Exercise aim —
Write out verbatim the lines below, from the line containing "bar bbox=[139, 325, 262, 339]" through the line containing "bar-depth bbox=[278, 210, 282, 226]", including both of those lines.

[START Records]

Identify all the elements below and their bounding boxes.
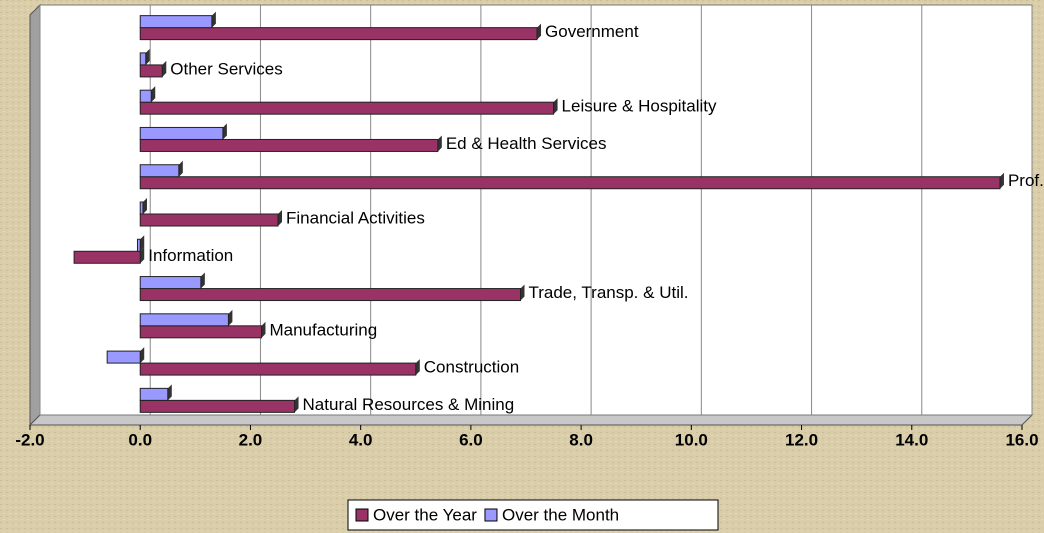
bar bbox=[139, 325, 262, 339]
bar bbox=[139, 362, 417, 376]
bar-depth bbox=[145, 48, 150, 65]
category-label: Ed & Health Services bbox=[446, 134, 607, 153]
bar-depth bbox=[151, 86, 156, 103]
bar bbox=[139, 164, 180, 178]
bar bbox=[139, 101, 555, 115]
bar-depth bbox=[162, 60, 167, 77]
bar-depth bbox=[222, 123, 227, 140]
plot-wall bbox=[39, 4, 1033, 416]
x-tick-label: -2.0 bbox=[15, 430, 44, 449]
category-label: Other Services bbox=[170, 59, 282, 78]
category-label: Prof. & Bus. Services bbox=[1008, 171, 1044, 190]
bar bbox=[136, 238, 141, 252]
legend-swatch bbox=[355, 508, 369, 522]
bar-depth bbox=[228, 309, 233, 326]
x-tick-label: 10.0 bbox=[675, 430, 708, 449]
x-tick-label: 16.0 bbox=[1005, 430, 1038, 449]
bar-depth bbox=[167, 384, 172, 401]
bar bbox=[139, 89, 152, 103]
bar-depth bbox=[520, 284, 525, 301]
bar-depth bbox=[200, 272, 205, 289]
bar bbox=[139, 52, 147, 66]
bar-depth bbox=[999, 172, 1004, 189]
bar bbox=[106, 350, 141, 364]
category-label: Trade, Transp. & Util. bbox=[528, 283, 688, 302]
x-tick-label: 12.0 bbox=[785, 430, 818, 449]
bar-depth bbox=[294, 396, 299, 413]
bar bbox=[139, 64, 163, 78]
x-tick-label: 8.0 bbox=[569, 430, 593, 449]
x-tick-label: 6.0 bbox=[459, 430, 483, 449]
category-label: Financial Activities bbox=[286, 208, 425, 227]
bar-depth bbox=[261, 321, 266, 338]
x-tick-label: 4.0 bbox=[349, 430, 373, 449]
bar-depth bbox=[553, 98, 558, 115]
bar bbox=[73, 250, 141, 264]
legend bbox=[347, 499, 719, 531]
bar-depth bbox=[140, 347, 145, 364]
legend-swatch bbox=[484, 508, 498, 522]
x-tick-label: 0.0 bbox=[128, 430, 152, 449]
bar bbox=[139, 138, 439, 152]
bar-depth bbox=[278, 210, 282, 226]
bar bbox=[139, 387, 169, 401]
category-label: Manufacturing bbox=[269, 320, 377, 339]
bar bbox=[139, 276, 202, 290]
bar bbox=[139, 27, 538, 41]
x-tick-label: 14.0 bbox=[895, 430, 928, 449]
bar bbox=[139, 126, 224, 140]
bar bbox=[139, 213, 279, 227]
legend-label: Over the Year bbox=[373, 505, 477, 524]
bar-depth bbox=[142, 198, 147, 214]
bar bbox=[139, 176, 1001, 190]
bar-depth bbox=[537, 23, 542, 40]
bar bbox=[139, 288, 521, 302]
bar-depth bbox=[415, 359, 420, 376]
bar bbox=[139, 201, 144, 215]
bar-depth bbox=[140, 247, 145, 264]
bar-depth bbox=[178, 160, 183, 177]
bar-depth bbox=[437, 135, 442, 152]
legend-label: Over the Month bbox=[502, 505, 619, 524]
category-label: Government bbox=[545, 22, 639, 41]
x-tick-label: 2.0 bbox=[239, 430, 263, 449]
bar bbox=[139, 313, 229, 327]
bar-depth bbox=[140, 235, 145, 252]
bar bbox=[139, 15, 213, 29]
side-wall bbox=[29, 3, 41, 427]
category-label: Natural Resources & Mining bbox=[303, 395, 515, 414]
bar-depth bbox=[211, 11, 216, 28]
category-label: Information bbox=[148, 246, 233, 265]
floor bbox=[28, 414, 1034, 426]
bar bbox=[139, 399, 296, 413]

[END Records]

Solution to the exercise —
bar bbox=[139, 325, 262, 339]
bar bbox=[139, 362, 417, 376]
bar-depth bbox=[145, 48, 150, 65]
category-label: Ed & Health Services bbox=[446, 134, 607, 153]
bar-depth bbox=[151, 86, 156, 103]
bar bbox=[139, 164, 180, 178]
bar bbox=[139, 101, 555, 115]
bar-depth bbox=[162, 60, 167, 77]
bar-depth bbox=[222, 123, 227, 140]
plot-wall bbox=[39, 4, 1033, 416]
x-tick-label: -2.0 bbox=[15, 430, 44, 449]
category-label: Other Services bbox=[170, 59, 282, 78]
category-label: Prof. & Bus. Services bbox=[1008, 171, 1044, 190]
bar bbox=[136, 238, 141, 252]
legend-swatch bbox=[355, 508, 369, 522]
bar-depth bbox=[228, 309, 233, 326]
x-tick-label: 10.0 bbox=[675, 430, 708, 449]
x-tick-label: 16.0 bbox=[1005, 430, 1038, 449]
bar-depth bbox=[167, 384, 172, 401]
bar bbox=[139, 89, 152, 103]
bar-depth bbox=[520, 284, 525, 301]
bar-depth bbox=[200, 272, 205, 289]
bar bbox=[139, 52, 147, 66]
bar-depth bbox=[999, 172, 1004, 189]
bar bbox=[106, 350, 141, 364]
category-label: Trade, Transp. & Util. bbox=[528, 283, 688, 302]
x-tick-label: 12.0 bbox=[785, 430, 818, 449]
bar-depth bbox=[294, 396, 299, 413]
bar bbox=[139, 64, 163, 78]
x-tick-label: 8.0 bbox=[569, 430, 593, 449]
x-tick-label: 6.0 bbox=[459, 430, 483, 449]
category-label: Financial Activities bbox=[286, 208, 425, 227]
bar-depth bbox=[261, 321, 266, 338]
x-tick-label: 4.0 bbox=[349, 430, 373, 449]
bar-depth bbox=[553, 98, 558, 115]
bar bbox=[73, 250, 141, 264]
legend bbox=[347, 499, 719, 531]
bar-depth bbox=[140, 347, 145, 364]
legend-swatch bbox=[484, 508, 498, 522]
x-tick-label: 0.0 bbox=[128, 430, 152, 449]
bar bbox=[139, 138, 439, 152]
bar-depth bbox=[278, 210, 282, 226]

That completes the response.